Look through the lines below and extract each one that contains "Global".

────────────────────

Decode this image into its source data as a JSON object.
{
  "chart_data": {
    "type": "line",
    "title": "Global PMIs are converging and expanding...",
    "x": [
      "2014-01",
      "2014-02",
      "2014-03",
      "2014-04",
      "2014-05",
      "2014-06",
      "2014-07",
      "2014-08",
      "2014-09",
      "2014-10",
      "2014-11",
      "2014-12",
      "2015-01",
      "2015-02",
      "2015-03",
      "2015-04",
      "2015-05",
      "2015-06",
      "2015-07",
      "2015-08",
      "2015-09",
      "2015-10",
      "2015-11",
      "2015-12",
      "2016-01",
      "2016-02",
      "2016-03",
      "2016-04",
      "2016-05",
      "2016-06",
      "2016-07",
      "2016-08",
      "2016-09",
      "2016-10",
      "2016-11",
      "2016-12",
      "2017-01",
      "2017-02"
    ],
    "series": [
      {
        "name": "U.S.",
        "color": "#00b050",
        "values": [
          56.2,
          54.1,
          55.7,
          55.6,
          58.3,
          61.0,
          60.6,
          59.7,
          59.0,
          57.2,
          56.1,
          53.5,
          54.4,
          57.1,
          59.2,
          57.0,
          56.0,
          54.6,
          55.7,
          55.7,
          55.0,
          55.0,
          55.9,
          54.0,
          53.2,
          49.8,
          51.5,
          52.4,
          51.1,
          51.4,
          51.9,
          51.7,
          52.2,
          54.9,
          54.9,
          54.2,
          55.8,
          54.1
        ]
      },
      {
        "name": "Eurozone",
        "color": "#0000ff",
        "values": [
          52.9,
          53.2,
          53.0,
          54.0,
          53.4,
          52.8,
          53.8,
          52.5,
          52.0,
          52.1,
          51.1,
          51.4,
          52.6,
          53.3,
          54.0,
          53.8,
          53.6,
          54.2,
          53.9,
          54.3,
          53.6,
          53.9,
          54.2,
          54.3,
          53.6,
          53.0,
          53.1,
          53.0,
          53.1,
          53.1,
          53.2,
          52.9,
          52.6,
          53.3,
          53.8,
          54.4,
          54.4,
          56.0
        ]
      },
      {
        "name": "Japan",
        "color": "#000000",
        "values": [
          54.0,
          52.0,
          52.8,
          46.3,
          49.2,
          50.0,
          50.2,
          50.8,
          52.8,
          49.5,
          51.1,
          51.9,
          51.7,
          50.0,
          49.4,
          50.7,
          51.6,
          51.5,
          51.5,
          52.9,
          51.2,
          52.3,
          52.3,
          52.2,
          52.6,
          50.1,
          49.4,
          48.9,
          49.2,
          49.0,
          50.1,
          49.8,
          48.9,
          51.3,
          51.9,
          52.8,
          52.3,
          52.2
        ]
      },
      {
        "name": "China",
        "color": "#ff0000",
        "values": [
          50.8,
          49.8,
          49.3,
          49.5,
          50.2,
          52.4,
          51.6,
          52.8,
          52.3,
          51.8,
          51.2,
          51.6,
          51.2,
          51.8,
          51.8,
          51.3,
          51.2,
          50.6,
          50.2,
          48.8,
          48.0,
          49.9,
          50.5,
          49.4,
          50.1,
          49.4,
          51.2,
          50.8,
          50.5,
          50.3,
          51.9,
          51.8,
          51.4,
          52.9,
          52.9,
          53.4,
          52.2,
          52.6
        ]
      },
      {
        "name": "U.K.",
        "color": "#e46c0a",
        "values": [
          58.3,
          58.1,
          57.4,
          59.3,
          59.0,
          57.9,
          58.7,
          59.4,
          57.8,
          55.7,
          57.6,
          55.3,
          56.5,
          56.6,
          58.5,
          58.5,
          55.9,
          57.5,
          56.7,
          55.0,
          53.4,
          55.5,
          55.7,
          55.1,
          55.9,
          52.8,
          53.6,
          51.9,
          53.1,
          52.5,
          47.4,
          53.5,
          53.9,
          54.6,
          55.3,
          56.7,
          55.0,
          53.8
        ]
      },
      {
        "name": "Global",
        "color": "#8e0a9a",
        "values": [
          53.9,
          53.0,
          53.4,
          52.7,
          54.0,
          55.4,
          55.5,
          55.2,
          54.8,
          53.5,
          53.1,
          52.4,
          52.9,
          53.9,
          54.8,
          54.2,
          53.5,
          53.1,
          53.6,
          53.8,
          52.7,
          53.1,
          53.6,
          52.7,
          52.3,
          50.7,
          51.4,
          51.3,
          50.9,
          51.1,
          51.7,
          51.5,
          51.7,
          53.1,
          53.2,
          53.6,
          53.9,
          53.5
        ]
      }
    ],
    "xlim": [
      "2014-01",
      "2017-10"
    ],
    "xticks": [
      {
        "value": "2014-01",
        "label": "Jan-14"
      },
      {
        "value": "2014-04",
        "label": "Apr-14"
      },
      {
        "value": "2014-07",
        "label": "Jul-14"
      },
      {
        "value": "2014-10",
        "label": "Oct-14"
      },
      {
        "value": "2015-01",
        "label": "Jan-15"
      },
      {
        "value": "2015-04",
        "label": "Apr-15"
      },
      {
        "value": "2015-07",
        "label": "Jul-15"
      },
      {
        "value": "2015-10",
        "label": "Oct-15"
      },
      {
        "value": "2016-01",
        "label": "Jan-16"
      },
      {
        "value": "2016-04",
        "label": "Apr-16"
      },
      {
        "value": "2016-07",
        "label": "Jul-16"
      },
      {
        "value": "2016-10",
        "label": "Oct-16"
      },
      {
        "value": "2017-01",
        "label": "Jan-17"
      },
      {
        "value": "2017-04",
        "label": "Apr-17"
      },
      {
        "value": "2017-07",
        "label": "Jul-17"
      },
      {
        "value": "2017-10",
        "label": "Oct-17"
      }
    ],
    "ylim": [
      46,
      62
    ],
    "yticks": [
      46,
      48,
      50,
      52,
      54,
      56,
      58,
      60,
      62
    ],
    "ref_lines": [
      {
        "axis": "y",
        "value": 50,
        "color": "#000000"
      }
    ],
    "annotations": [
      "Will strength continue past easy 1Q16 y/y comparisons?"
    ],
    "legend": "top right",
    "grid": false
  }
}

────────────────────

TASK RESPONSE:
    "title": "Global PMIs are converging and expanding...",
        "name": "Global",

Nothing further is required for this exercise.